*Task input:*
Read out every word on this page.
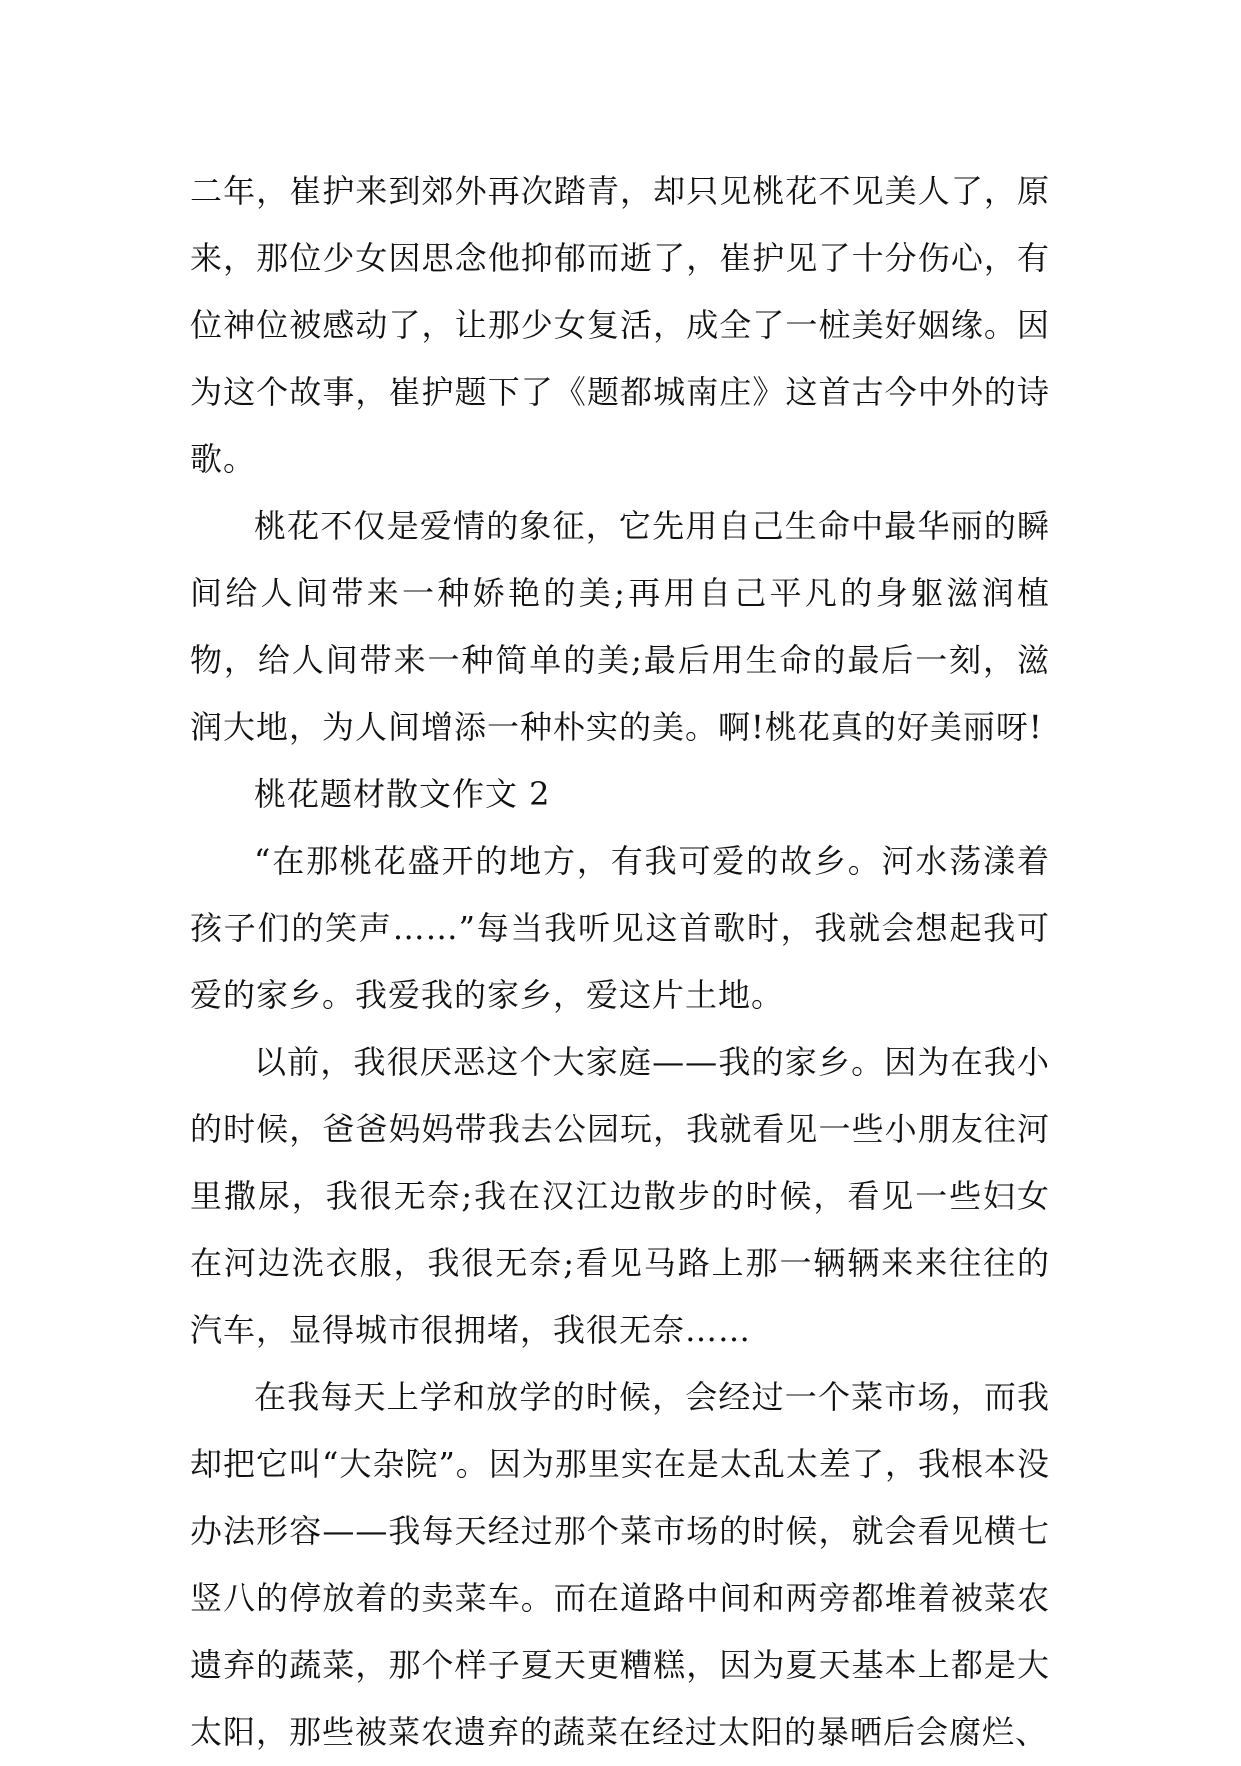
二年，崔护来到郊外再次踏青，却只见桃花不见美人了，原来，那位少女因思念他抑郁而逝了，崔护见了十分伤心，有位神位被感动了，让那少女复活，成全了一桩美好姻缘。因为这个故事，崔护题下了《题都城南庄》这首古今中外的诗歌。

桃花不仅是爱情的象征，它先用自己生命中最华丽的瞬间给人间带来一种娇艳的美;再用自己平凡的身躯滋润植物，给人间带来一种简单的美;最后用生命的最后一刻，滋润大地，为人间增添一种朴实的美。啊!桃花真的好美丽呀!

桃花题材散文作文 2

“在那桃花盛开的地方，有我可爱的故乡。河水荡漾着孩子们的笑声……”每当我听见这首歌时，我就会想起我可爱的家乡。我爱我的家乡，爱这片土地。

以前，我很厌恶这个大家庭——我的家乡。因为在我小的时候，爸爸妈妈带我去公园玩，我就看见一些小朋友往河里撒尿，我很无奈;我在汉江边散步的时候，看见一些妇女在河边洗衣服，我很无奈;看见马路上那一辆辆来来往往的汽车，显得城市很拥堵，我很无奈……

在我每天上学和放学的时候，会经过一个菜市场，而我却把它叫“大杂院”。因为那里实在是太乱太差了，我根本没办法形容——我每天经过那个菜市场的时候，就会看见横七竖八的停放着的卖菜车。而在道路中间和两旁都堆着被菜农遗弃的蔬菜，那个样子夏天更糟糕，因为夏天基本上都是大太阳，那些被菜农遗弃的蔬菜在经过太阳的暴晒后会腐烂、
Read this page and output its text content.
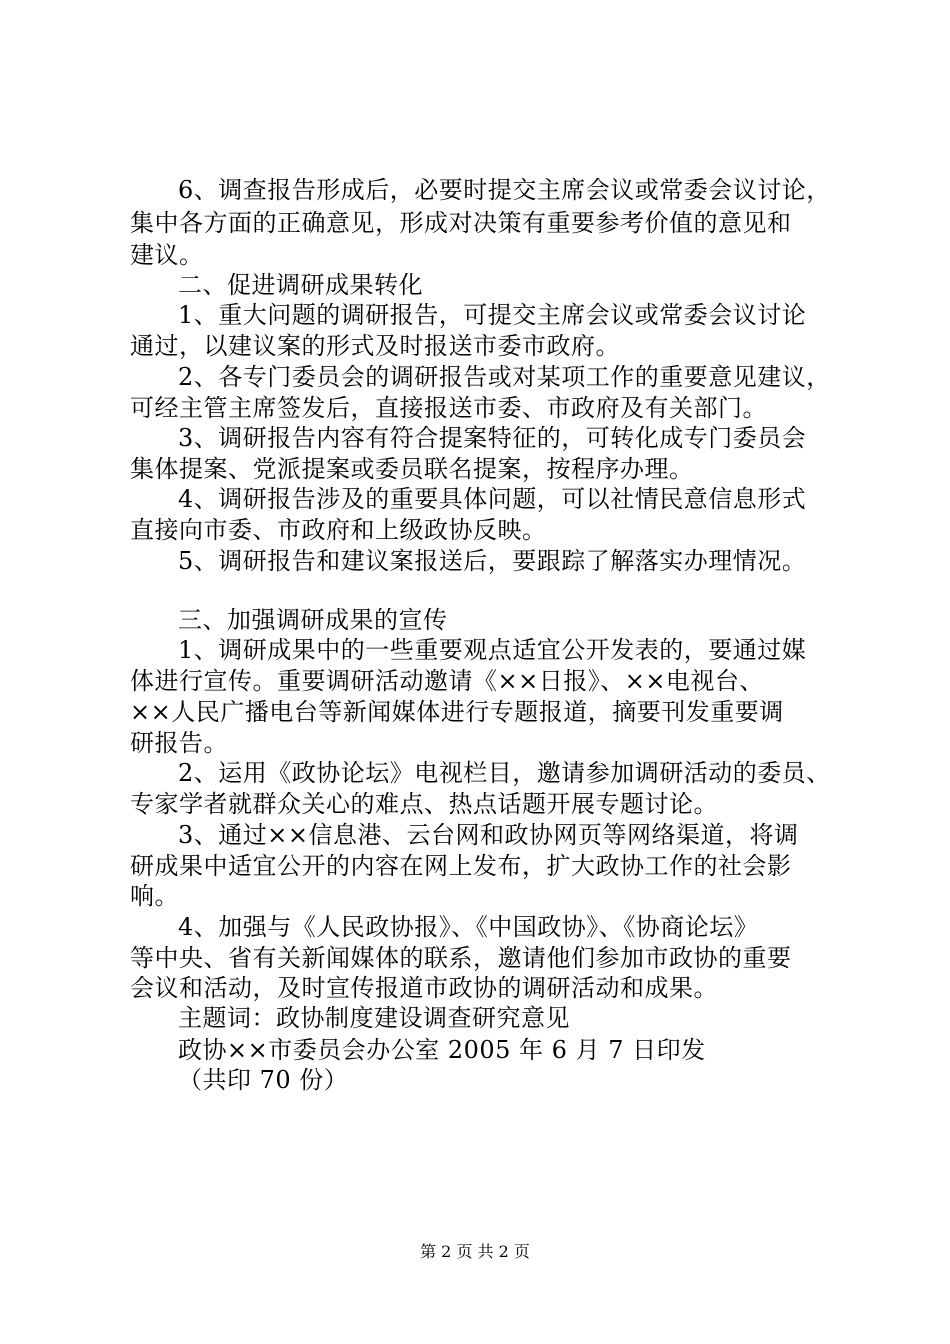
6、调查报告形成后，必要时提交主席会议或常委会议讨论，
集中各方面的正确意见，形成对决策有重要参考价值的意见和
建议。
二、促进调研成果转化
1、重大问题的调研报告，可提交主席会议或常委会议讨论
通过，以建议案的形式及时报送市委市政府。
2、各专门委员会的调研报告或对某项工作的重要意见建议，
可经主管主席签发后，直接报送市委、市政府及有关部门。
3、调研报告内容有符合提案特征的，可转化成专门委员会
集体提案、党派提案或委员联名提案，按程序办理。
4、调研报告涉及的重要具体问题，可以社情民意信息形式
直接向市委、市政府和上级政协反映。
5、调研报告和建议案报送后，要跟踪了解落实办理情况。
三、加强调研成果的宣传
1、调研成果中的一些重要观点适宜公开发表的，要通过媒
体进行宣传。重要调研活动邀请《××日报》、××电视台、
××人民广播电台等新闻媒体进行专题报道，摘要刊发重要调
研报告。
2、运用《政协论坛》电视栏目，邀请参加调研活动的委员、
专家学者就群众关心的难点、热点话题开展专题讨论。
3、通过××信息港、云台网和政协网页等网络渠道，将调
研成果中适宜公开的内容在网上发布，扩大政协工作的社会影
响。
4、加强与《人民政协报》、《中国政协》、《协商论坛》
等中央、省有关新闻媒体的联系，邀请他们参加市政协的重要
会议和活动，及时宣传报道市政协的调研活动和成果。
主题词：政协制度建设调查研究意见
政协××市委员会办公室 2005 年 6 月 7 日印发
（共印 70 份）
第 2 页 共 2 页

*Exercise instructions:*
Within the data above, pick out all lines holding the word "this".

*Answer in full:*
Read out every word on this page.
Read this page and output its text content.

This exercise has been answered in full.